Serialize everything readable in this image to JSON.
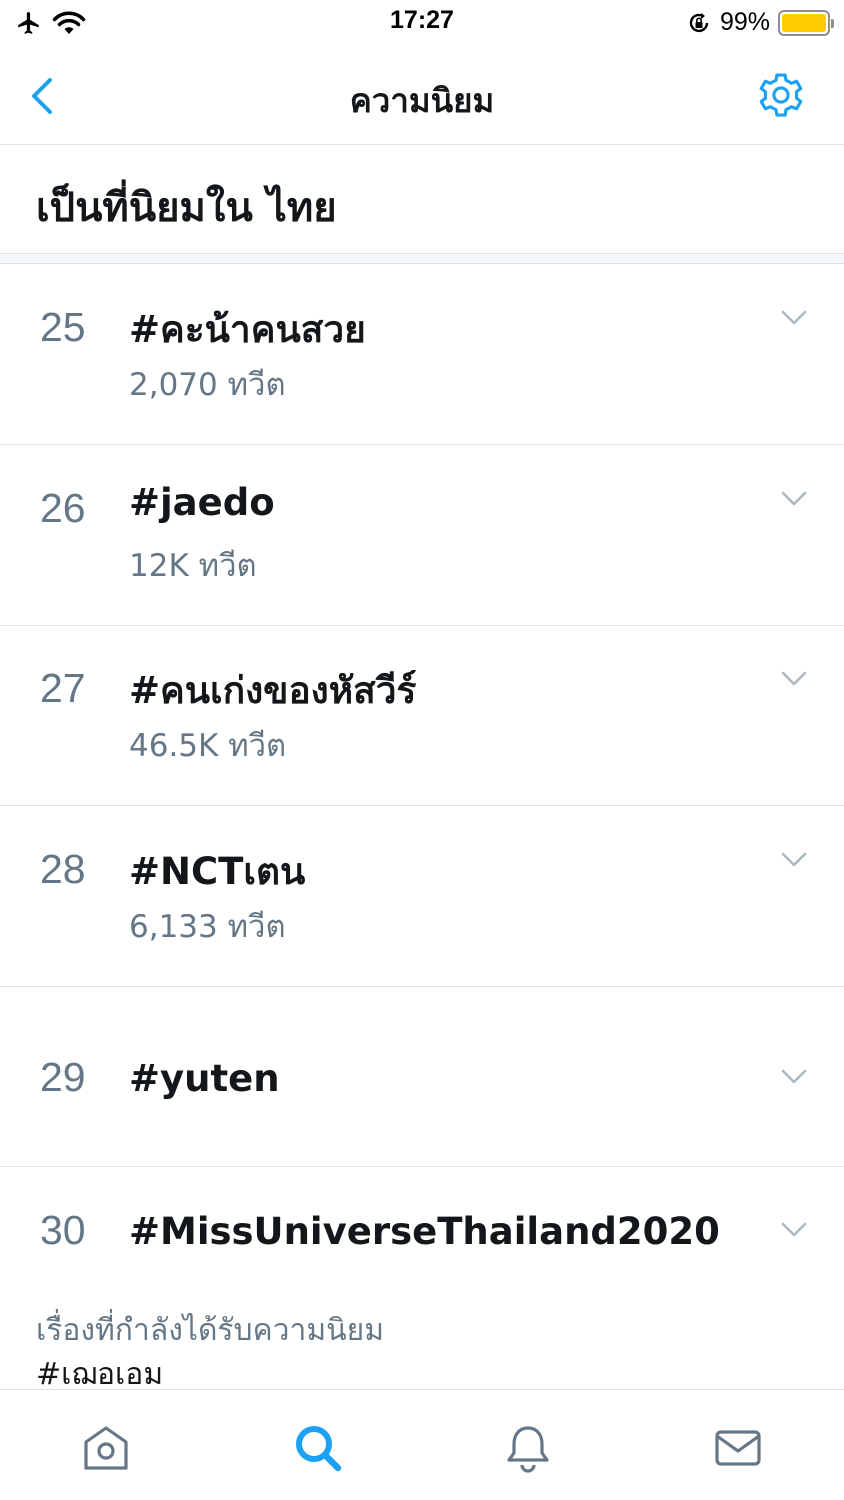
{
  "status_bar": {
    "time": "17:27",
    "battery_percent": "99%",
    "battery_level": 0.99,
    "icons": [
      "airplane-icon",
      "wifi-icon",
      "orientation-lock-icon",
      "battery-icon"
    ]
  },
  "nav": {
    "title": "ความนิยม",
    "back_icon": "chevron-left-icon",
    "settings_icon": "gear-icon"
  },
  "section": {
    "title": "เป็นที่นิยมใน ไทย"
  },
  "trends": [
    {
      "rank": "25",
      "tag": "#คะน้าคนสวย",
      "count": "2,070 ทวีต"
    },
    {
      "rank": "26",
      "tag": "#jaedo",
      "count": "12K ทวีต"
    },
    {
      "rank": "27",
      "tag": "#คนเก่งของหัสวีร์",
      "count": "46.5K ทวีต"
    },
    {
      "rank": "28",
      "tag": "#NCTเตน",
      "count": "6,133 ทวีต"
    },
    {
      "rank": "29",
      "tag": "#yuten",
      "count": ""
    },
    {
      "rank": "30",
      "tag": "#MissUniverseThailand2020",
      "count": "",
      "context": "เรื่องที่กำลังได้รับความนิยม",
      "context_tag": "#เฌอเอม"
    }
  ],
  "tab_bar": {
    "tabs": [
      {
        "name": "home",
        "icon": "home-icon",
        "active": false
      },
      {
        "name": "search",
        "icon": "search-icon",
        "active": true
      },
      {
        "name": "notifications",
        "icon": "bell-icon",
        "active": false
      },
      {
        "name": "messages",
        "icon": "mail-icon",
        "active": false
      }
    ]
  },
  "colors": {
    "accent": "#1da1f2",
    "text_primary": "#14171a",
    "text_secondary": "#657786",
    "divider": "#dfe3e8",
    "battery": "#ffcc00"
  }
}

========

What you are asked to do — Pictures are excluded; output everything else in the data verbatim.

Completed task —
Serialize everything readable in this image to JSON.
{
  "status_bar": {
    "time": "17:27",
    "battery_percent": "99%",
    "battery_level": 0.99,
    "icons": [
      "airplane-icon",
      "wifi-icon",
      "orientation-lock-icon",
      "battery-icon"
    ]
  },
  "nav": {
    "title": "ความนิยม",
    "back_icon": "chevron-left-icon",
    "settings_icon": "gear-icon"
  },
  "section": {
    "title": "เป็นที่นิยมใน ไทย"
  },
  "trends": [
    {
      "rank": "25",
      "tag": "#คะน้าคนสวย",
      "count": "2,070 ทวีต"
    },
    {
      "rank": "26",
      "tag": "#jaedo",
      "count": "12K ทวีต"
    },
    {
      "rank": "27",
      "tag": "#คนเก่งของหัสวีร์",
      "count": "46.5K ทวีต"
    },
    {
      "rank": "28",
      "tag": "#NCTเตน",
      "count": "6,133 ทวีต"
    },
    {
      "rank": "29",
      "tag": "#yuten",
      "count": ""
    },
    {
      "rank": "30",
      "tag": "#MissUniverseThailand2020",
      "count": "",
      "context": "เรื่องที่กำลังได้รับความนิยม",
      "context_tag": "#เฌอเอม"
    }
  ],
  "tab_bar": {
    "tabs": [
      {
        "name": "home",
        "icon": "home-icon",
        "active": false
      },
      {
        "name": "search",
        "icon": "search-icon",
        "active": true
      },
      {
        "name": "notifications",
        "icon": "bell-icon",
        "active": false
      },
      {
        "name": "messages",
        "icon": "mail-icon",
        "active": false
      }
    ]
  },
  "colors": {
    "accent": "#1da1f2",
    "text_primary": "#14171a",
    "text_secondary": "#657786",
    "divider": "#dfe3e8",
    "battery": "#ffcc00"
  }
}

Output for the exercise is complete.